The task:
Quote the whole listing word for word, please.
╔══
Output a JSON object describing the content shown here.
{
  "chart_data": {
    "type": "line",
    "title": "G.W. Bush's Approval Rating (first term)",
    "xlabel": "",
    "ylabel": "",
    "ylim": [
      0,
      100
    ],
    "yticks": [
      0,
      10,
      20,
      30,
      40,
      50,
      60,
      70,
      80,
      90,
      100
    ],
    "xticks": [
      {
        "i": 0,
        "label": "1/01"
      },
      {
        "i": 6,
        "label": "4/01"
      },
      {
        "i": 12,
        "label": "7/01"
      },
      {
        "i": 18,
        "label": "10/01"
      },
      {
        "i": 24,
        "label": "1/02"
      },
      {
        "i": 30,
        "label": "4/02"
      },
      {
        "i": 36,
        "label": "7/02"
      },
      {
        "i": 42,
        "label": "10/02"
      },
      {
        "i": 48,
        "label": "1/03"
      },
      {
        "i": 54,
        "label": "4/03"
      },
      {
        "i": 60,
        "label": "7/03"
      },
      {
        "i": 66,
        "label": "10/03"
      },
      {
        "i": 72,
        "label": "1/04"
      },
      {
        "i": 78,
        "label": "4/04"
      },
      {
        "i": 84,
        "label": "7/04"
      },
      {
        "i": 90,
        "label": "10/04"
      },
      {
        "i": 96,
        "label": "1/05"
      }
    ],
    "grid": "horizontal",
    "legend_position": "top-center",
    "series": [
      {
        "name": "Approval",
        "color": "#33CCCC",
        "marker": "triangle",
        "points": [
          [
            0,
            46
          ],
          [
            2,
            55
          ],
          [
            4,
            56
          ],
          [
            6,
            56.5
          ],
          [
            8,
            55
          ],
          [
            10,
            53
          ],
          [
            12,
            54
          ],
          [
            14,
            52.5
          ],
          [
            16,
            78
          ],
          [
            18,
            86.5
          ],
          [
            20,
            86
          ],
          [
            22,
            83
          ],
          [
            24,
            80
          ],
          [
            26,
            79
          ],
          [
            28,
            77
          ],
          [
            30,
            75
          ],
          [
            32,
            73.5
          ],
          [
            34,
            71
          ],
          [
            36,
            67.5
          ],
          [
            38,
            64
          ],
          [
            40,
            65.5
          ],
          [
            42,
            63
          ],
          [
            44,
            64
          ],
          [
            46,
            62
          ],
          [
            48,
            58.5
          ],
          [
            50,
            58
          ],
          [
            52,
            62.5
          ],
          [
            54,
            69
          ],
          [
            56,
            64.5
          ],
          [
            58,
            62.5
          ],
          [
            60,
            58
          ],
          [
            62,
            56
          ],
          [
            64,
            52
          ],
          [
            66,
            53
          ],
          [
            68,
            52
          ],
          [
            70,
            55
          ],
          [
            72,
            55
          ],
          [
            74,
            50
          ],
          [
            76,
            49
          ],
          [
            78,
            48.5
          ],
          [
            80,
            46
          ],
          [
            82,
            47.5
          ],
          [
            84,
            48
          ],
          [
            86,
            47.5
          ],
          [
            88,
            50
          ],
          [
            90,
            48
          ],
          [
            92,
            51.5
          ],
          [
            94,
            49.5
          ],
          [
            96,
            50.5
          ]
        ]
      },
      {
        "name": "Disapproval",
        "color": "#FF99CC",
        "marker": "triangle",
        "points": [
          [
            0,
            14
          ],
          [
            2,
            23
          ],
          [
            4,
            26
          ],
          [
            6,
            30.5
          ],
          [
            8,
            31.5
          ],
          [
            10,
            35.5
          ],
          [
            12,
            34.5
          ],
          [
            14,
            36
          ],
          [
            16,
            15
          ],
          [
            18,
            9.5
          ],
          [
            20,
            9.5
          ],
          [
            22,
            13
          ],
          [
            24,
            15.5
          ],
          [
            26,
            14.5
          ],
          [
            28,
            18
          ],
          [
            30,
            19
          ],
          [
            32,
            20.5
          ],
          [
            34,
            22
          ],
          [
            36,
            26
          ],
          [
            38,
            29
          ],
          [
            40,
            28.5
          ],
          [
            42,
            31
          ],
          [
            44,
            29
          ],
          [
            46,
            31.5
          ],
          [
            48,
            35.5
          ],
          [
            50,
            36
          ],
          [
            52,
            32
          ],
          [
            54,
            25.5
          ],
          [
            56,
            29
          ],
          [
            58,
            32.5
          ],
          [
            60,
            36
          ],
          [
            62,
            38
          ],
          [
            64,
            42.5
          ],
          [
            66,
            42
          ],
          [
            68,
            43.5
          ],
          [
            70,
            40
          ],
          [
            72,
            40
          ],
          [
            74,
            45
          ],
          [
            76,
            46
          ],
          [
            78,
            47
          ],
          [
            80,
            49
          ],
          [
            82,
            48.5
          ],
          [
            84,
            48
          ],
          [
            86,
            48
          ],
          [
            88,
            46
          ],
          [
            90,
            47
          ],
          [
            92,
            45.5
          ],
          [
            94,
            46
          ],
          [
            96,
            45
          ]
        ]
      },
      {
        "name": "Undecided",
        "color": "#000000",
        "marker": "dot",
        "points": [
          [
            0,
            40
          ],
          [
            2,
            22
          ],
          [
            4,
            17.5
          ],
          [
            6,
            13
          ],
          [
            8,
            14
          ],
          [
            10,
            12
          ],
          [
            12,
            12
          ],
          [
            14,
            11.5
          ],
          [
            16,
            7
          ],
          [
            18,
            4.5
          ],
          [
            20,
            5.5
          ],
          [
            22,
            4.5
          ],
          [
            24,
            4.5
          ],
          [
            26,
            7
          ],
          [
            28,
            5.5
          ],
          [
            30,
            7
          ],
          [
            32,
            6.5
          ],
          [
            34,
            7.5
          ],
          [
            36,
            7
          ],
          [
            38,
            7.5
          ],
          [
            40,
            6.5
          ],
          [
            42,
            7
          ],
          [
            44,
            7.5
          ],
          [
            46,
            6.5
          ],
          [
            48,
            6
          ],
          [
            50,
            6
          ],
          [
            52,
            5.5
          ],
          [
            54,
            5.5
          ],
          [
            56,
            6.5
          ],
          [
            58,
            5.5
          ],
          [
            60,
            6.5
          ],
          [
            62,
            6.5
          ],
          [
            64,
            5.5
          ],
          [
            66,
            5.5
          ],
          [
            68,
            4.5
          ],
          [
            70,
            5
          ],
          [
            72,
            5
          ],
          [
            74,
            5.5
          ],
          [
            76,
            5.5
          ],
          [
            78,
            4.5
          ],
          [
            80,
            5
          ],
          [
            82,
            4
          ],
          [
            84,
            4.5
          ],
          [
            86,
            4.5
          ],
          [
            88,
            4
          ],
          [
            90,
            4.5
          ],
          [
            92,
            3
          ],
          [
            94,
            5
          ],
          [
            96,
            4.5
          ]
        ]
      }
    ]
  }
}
╚══
Task solution:
Output a JSON object describing the content shown here.
{
  "chart_data": {
    "type": "line",
    "title": "G.W. Bush's Approval Rating (first term)",
    "xlabel": "",
    "ylabel": "",
    "ylim": [
      0,
      100
    ],
    "yticks": [
      0,
      10,
      20,
      30,
      40,
      50,
      60,
      70,
      80,
      90,
      100
    ],
    "xticks": [
      {
        "i": 0,
        "label": "1/01"
      },
      {
        "i": 6,
        "label": "4/01"
      },
      {
        "i": 12,
        "label": "7/01"
      },
      {
        "i": 18,
        "label": "10/01"
      },
      {
        "i": 24,
        "label": "1/02"
      },
      {
        "i": 30,
        "label": "4/02"
      },
      {
        "i": 36,
        "label": "7/02"
      },
      {
        "i": 42,
        "label": "10/02"
      },
      {
        "i": 48,
        "label": "1/03"
      },
      {
        "i": 54,
        "label": "4/03"
      },
      {
        "i": 60,
        "label": "7/03"
      },
      {
        "i": 66,
        "label": "10/03"
      },
      {
        "i": 72,
        "label": "1/04"
      },
      {
        "i": 78,
        "label": "4/04"
      },
      {
        "i": 84,
        "label": "7/04"
      },
      {
        "i": 90,
        "label": "10/04"
      },
      {
        "i": 96,
        "label": "1/05"
      }
    ],
    "grid": "horizontal",
    "legend_position": "top-center",
    "series": [
      {
        "name": "Approval",
        "color": "#33CCCC",
        "marker": "triangle",
        "points": [
          [
            0,
            46
          ],
          [
            2,
            55
          ],
          [
            4,
            56
          ],
          [
            6,
            56.5
          ],
          [
            8,
            55
          ],
          [
            10,
            53
          ],
          [
            12,
            54
          ],
          [
            14,
            52.5
          ],
          [
            16,
            78
          ],
          [
            18,
            86.5
          ],
          [
            20,
            86
          ],
          [
            22,
            83
          ],
          [
            24,
            80
          ],
          [
            26,
            79
          ],
          [
            28,
            77
          ],
          [
            30,
            75
          ],
          [
            32,
            73.5
          ],
          [
            34,
            71
          ],
          [
            36,
            67.5
          ],
          [
            38,
            64
          ],
          [
            40,
            65.5
          ],
          [
            42,
            63
          ],
          [
            44,
            64
          ],
          [
            46,
            62
          ],
          [
            48,
            58.5
          ],
          [
            50,
            58
          ],
          [
            52,
            62.5
          ],
          [
            54,
            69
          ],
          [
            56,
            64.5
          ],
          [
            58,
            62.5
          ],
          [
            60,
            58
          ],
          [
            62,
            56
          ],
          [
            64,
            52
          ],
          [
            66,
            53
          ],
          [
            68,
            52
          ],
          [
            70,
            55
          ],
          [
            72,
            55
          ],
          [
            74,
            50
          ],
          [
            76,
            49
          ],
          [
            78,
            48.5
          ],
          [
            80,
            46
          ],
          [
            82,
            47.5
          ],
          [
            84,
            48
          ],
          [
            86,
            47.5
          ],
          [
            88,
            50
          ],
          [
            90,
            48
          ],
          [
            92,
            51.5
          ],
          [
            94,
            49.5
          ],
          [
            96,
            50.5
          ]
        ]
      },
      {
        "name": "Disapproval",
        "color": "#FF99CC",
        "marker": "triangle",
        "points": [
          [
            0,
            14
          ],
          [
            2,
            23
          ],
          [
            4,
            26
          ],
          [
            6,
            30.5
          ],
          [
            8,
            31.5
          ],
          [
            10,
            35.5
          ],
          [
            12,
            34.5
          ],
          [
            14,
            36
          ],
          [
            16,
            15
          ],
          [
            18,
            9.5
          ],
          [
            20,
            9.5
          ],
          [
            22,
            13
          ],
          [
            24,
            15.5
          ],
          [
            26,
            14.5
          ],
          [
            28,
            18
          ],
          [
            30,
            19
          ],
          [
            32,
            20.5
          ],
          [
            34,
            22
          ],
          [
            36,
            26
          ],
          [
            38,
            29
          ],
          [
            40,
            28.5
          ],
          [
            42,
            31
          ],
          [
            44,
            29
          ],
          [
            46,
            31.5
          ],
          [
            48,
            35.5
          ],
          [
            50,
            36
          ],
          [
            52,
            32
          ],
          [
            54,
            25.5
          ],
          [
            56,
            29
          ],
          [
            58,
            32.5
          ],
          [
            60,
            36
          ],
          [
            62,
            38
          ],
          [
            64,
            42.5
          ],
          [
            66,
            42
          ],
          [
            68,
            43.5
          ],
          [
            70,
            40
          ],
          [
            72,
            40
          ],
          [
            74,
            45
          ],
          [
            76,
            46
          ],
          [
            78,
            47
          ],
          [
            80,
            49
          ],
          [
            82,
            48.5
          ],
          [
            84,
            48
          ],
          [
            86,
            48
          ],
          [
            88,
            46
          ],
          [
            90,
            47
          ],
          [
            92,
            45.5
          ],
          [
            94,
            46
          ],
          [
            96,
            45
          ]
        ]
      },
      {
        "name": "Undecided",
        "color": "#000000",
        "marker": "dot",
        "points": [
          [
            0,
            40
          ],
          [
            2,
            22
          ],
          [
            4,
            17.5
          ],
          [
            6,
            13
          ],
          [
            8,
            14
          ],
          [
            10,
            12
          ],
          [
            12,
            12
          ],
          [
            14,
            11.5
          ],
          [
            16,
            7
          ],
          [
            18,
            4.5
          ],
          [
            20,
            5.5
          ],
          [
            22,
            4.5
          ],
          [
            24,
            4.5
          ],
          [
            26,
            7
          ],
          [
            28,
            5.5
          ],
          [
            30,
            7
          ],
          [
            32,
            6.5
          ],
          [
            34,
            7.5
          ],
          [
            36,
            7
          ],
          [
            38,
            7.5
          ],
          [
            40,
            6.5
          ],
          [
            42,
            7
          ],
          [
            44,
            7.5
          ],
          [
            46,
            6.5
          ],
          [
            48,
            6
          ],
          [
            50,
            6
          ],
          [
            52,
            5.5
          ],
          [
            54,
            5.5
          ],
          [
            56,
            6.5
          ],
          [
            58,
            5.5
          ],
          [
            60,
            6.5
          ],
          [
            62,
            6.5
          ],
          [
            64,
            5.5
          ],
          [
            66,
            5.5
          ],
          [
            68,
            4.5
          ],
          [
            70,
            5
          ],
          [
            72,
            5
          ],
          [
            74,
            5.5
          ],
          [
            76,
            5.5
          ],
          [
            78,
            4.5
          ],
          [
            80,
            5
          ],
          [
            82,
            4
          ],
          [
            84,
            4.5
          ],
          [
            86,
            4.5
          ],
          [
            88,
            4
          ],
          [
            90,
            4.5
          ],
          [
            92,
            3
          ],
          [
            94,
            5
          ],
          [
            96,
            4.5
          ]
        ]
      }
    ]
  }
}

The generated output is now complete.